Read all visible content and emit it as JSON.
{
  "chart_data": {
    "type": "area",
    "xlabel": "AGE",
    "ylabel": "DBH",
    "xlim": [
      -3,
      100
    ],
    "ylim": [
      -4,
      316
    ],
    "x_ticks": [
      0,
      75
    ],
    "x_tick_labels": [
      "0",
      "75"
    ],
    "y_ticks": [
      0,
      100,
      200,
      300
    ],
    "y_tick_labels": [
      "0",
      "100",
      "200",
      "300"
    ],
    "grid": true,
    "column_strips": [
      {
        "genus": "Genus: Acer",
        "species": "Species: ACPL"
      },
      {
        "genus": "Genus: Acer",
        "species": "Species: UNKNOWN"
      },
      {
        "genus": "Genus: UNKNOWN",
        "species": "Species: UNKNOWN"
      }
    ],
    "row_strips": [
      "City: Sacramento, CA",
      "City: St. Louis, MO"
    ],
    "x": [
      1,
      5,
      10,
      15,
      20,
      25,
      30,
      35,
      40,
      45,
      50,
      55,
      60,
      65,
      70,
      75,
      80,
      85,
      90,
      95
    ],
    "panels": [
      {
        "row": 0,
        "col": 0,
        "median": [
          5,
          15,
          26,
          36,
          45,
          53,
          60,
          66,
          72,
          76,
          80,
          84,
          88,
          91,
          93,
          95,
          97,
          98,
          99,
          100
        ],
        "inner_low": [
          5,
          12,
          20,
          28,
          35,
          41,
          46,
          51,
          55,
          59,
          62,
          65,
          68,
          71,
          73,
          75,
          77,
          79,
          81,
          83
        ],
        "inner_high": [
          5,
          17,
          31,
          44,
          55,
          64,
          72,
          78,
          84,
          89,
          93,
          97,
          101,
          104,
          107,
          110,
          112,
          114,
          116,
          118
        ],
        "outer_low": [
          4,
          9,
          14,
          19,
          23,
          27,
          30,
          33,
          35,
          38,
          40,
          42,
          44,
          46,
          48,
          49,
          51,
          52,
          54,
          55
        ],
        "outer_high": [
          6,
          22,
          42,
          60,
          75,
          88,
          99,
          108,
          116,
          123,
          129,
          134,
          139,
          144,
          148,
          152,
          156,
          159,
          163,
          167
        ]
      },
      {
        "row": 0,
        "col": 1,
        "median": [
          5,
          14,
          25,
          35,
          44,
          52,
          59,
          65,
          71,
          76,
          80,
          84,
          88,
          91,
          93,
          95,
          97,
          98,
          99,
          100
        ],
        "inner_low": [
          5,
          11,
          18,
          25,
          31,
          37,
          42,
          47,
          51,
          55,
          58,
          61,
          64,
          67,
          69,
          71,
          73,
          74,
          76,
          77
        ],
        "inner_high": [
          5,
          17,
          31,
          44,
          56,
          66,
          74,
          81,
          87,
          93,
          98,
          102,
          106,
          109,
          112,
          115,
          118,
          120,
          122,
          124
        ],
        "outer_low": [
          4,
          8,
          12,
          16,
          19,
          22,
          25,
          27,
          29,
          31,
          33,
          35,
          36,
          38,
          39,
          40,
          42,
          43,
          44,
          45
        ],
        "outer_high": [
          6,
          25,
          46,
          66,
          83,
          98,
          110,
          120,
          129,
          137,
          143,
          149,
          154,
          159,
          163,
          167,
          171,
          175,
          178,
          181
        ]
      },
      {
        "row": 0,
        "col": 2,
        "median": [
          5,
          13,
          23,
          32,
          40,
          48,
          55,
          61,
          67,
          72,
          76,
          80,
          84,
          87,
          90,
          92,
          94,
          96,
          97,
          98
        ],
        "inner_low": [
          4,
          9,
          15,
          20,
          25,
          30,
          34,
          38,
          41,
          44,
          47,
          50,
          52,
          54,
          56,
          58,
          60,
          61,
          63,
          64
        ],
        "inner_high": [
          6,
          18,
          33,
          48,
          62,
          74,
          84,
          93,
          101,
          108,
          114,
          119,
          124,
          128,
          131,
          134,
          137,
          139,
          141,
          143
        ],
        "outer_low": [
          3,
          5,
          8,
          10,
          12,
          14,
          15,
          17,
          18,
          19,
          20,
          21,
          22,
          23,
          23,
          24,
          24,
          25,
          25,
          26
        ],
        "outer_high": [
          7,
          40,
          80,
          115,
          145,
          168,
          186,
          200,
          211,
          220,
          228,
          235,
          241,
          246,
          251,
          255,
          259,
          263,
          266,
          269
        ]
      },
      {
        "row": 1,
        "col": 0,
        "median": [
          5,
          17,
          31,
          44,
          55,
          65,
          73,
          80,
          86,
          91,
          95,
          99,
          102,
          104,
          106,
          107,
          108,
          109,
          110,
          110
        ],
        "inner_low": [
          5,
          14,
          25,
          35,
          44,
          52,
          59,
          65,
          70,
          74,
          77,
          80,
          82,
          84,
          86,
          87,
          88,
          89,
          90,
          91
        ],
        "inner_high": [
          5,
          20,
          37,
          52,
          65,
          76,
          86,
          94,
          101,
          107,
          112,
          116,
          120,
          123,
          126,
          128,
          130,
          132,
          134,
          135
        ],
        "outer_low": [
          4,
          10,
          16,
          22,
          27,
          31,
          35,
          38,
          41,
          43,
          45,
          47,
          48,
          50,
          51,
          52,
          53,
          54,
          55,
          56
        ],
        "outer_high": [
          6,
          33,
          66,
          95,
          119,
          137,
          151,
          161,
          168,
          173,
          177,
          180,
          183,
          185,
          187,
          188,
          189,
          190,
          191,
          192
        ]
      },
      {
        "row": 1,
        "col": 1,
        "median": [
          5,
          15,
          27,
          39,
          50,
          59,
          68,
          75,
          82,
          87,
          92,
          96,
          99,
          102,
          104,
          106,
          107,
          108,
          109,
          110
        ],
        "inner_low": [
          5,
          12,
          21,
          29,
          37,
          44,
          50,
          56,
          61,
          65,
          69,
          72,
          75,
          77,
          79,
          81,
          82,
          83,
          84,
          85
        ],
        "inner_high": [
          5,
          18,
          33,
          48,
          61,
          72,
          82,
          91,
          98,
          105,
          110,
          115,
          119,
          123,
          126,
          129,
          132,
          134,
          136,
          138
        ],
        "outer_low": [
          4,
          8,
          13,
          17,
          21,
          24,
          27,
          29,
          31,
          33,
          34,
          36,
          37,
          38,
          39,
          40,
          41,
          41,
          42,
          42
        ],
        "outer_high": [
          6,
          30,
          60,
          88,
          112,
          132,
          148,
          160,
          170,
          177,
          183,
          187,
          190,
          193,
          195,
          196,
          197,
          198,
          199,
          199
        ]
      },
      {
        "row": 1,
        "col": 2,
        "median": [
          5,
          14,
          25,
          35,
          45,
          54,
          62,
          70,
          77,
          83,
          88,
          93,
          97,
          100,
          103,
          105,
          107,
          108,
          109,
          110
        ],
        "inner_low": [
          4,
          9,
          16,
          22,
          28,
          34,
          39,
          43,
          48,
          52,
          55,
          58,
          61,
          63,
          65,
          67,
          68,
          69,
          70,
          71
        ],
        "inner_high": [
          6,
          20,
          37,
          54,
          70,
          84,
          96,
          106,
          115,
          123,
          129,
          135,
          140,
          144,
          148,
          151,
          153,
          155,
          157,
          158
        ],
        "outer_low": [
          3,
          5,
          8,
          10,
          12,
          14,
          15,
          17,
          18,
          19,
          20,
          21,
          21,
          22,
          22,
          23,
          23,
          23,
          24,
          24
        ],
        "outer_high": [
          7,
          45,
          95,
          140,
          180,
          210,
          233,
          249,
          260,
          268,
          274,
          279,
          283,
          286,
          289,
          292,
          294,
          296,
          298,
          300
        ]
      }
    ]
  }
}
■ ■ ■ ■ ■ ■ ■
__Challenge__
Repeat the entries shown above, every one, word for word.

__Answer below__
Read all visible content and emit it as JSON.
{
  "chart_data": {
    "type": "area",
    "xlabel": "AGE",
    "ylabel": "DBH",
    "xlim": [
      -3,
      100
    ],
    "ylim": [
      -4,
      316
    ],
    "x_ticks": [
      0,
      75
    ],
    "x_tick_labels": [
      "0",
      "75"
    ],
    "y_ticks": [
      0,
      100,
      200,
      300
    ],
    "y_tick_labels": [
      "0",
      "100",
      "200",
      "300"
    ],
    "grid": true,
    "column_strips": [
      {
        "genus": "Genus: Acer",
        "species": "Species: ACPL"
      },
      {
        "genus": "Genus: Acer",
        "species": "Species: UNKNOWN"
      },
      {
        "genus": "Genus: UNKNOWN",
        "species": "Species: UNKNOWN"
      }
    ],
    "row_strips": [
      "City: Sacramento, CA",
      "City: St. Louis, MO"
    ],
    "x": [
      1,
      5,
      10,
      15,
      20,
      25,
      30,
      35,
      40,
      45,
      50,
      55,
      60,
      65,
      70,
      75,
      80,
      85,
      90,
      95
    ],
    "panels": [
      {
        "row": 0,
        "col": 0,
        "median": [
          5,
          15,
          26,
          36,
          45,
          53,
          60,
          66,
          72,
          76,
          80,
          84,
          88,
          91,
          93,
          95,
          97,
          98,
          99,
          100
        ],
        "inner_low": [
          5,
          12,
          20,
          28,
          35,
          41,
          46,
          51,
          55,
          59,
          62,
          65,
          68,
          71,
          73,
          75,
          77,
          79,
          81,
          83
        ],
        "inner_high": [
          5,
          17,
          31,
          44,
          55,
          64,
          72,
          78,
          84,
          89,
          93,
          97,
          101,
          104,
          107,
          110,
          112,
          114,
          116,
          118
        ],
        "outer_low": [
          4,
          9,
          14,
          19,
          23,
          27,
          30,
          33,
          35,
          38,
          40,
          42,
          44,
          46,
          48,
          49,
          51,
          52,
          54,
          55
        ],
        "outer_high": [
          6,
          22,
          42,
          60,
          75,
          88,
          99,
          108,
          116,
          123,
          129,
          134,
          139,
          144,
          148,
          152,
          156,
          159,
          163,
          167
        ]
      },
      {
        "row": 0,
        "col": 1,
        "median": [
          5,
          14,
          25,
          35,
          44,
          52,
          59,
          65,
          71,
          76,
          80,
          84,
          88,
          91,
          93,
          95,
          97,
          98,
          99,
          100
        ],
        "inner_low": [
          5,
          11,
          18,
          25,
          31,
          37,
          42,
          47,
          51,
          55,
          58,
          61,
          64,
          67,
          69,
          71,
          73,
          74,
          76,
          77
        ],
        "inner_high": [
          5,
          17,
          31,
          44,
          56,
          66,
          74,
          81,
          87,
          93,
          98,
          102,
          106,
          109,
          112,
          115,
          118,
          120,
          122,
          124
        ],
        "outer_low": [
          4,
          8,
          12,
          16,
          19,
          22,
          25,
          27,
          29,
          31,
          33,
          35,
          36,
          38,
          39,
          40,
          42,
          43,
          44,
          45
        ],
        "outer_high": [
          6,
          25,
          46,
          66,
          83,
          98,
          110,
          120,
          129,
          137,
          143,
          149,
          154,
          159,
          163,
          167,
          171,
          175,
          178,
          181
        ]
      },
      {
        "row": 0,
        "col": 2,
        "median": [
          5,
          13,
          23,
          32,
          40,
          48,
          55,
          61,
          67,
          72,
          76,
          80,
          84,
          87,
          90,
          92,
          94,
          96,
          97,
          98
        ],
        "inner_low": [
          4,
          9,
          15,
          20,
          25,
          30,
          34,
          38,
          41,
          44,
          47,
          50,
          52,
          54,
          56,
          58,
          60,
          61,
          63,
          64
        ],
        "inner_high": [
          6,
          18,
          33,
          48,
          62,
          74,
          84,
          93,
          101,
          108,
          114,
          119,
          124,
          128,
          131,
          134,
          137,
          139,
          141,
          143
        ],
        "outer_low": [
          3,
          5,
          8,
          10,
          12,
          14,
          15,
          17,
          18,
          19,
          20,
          21,
          22,
          23,
          23,
          24,
          24,
          25,
          25,
          26
        ],
        "outer_high": [
          7,
          40,
          80,
          115,
          145,
          168,
          186,
          200,
          211,
          220,
          228,
          235,
          241,
          246,
          251,
          255,
          259,
          263,
          266,
          269
        ]
      },
      {
        "row": 1,
        "col": 0,
        "median": [
          5,
          17,
          31,
          44,
          55,
          65,
          73,
          80,
          86,
          91,
          95,
          99,
          102,
          104,
          106,
          107,
          108,
          109,
          110,
          110
        ],
        "inner_low": [
          5,
          14,
          25,
          35,
          44,
          52,
          59,
          65,
          70,
          74,
          77,
          80,
          82,
          84,
          86,
          87,
          88,
          89,
          90,
          91
        ],
        "inner_high": [
          5,
          20,
          37,
          52,
          65,
          76,
          86,
          94,
          101,
          107,
          112,
          116,
          120,
          123,
          126,
          128,
          130,
          132,
          134,
          135
        ],
        "outer_low": [
          4,
          10,
          16,
          22,
          27,
          31,
          35,
          38,
          41,
          43,
          45,
          47,
          48,
          50,
          51,
          52,
          53,
          54,
          55,
          56
        ],
        "outer_high": [
          6,
          33,
          66,
          95,
          119,
          137,
          151,
          161,
          168,
          173,
          177,
          180,
          183,
          185,
          187,
          188,
          189,
          190,
          191,
          192
        ]
      },
      {
        "row": 1,
        "col": 1,
        "median": [
          5,
          15,
          27,
          39,
          50,
          59,
          68,
          75,
          82,
          87,
          92,
          96,
          99,
          102,
          104,
          106,
          107,
          108,
          109,
          110
        ],
        "inner_low": [
          5,
          12,
          21,
          29,
          37,
          44,
          50,
          56,
          61,
          65,
          69,
          72,
          75,
          77,
          79,
          81,
          82,
          83,
          84,
          85
        ],
        "inner_high": [
          5,
          18,
          33,
          48,
          61,
          72,
          82,
          91,
          98,
          105,
          110,
          115,
          119,
          123,
          126,
          129,
          132,
          134,
          136,
          138
        ],
        "outer_low": [
          4,
          8,
          13,
          17,
          21,
          24,
          27,
          29,
          31,
          33,
          34,
          36,
          37,
          38,
          39,
          40,
          41,
          41,
          42,
          42
        ],
        "outer_high": [
          6,
          30,
          60,
          88,
          112,
          132,
          148,
          160,
          170,
          177,
          183,
          187,
          190,
          193,
          195,
          196,
          197,
          198,
          199,
          199
        ]
      },
      {
        "row": 1,
        "col": 2,
        "median": [
          5,
          14,
          25,
          35,
          45,
          54,
          62,
          70,
          77,
          83,
          88,
          93,
          97,
          100,
          103,
          105,
          107,
          108,
          109,
          110
        ],
        "inner_low": [
          4,
          9,
          16,
          22,
          28,
          34,
          39,
          43,
          48,
          52,
          55,
          58,
          61,
          63,
          65,
          67,
          68,
          69,
          70,
          71
        ],
        "inner_high": [
          6,
          20,
          37,
          54,
          70,
          84,
          96,
          106,
          115,
          123,
          129,
          135,
          140,
          144,
          148,
          151,
          153,
          155,
          157,
          158
        ],
        "outer_low": [
          3,
          5,
          8,
          10,
          12,
          14,
          15,
          17,
          18,
          19,
          20,
          21,
          21,
          22,
          22,
          23,
          23,
          23,
          24,
          24
        ],
        "outer_high": [
          7,
          45,
          95,
          140,
          180,
          210,
          233,
          249,
          260,
          268,
          274,
          279,
          283,
          286,
          289,
          292,
          294,
          296,
          298,
          300
        ]
      }
    ]
  }
}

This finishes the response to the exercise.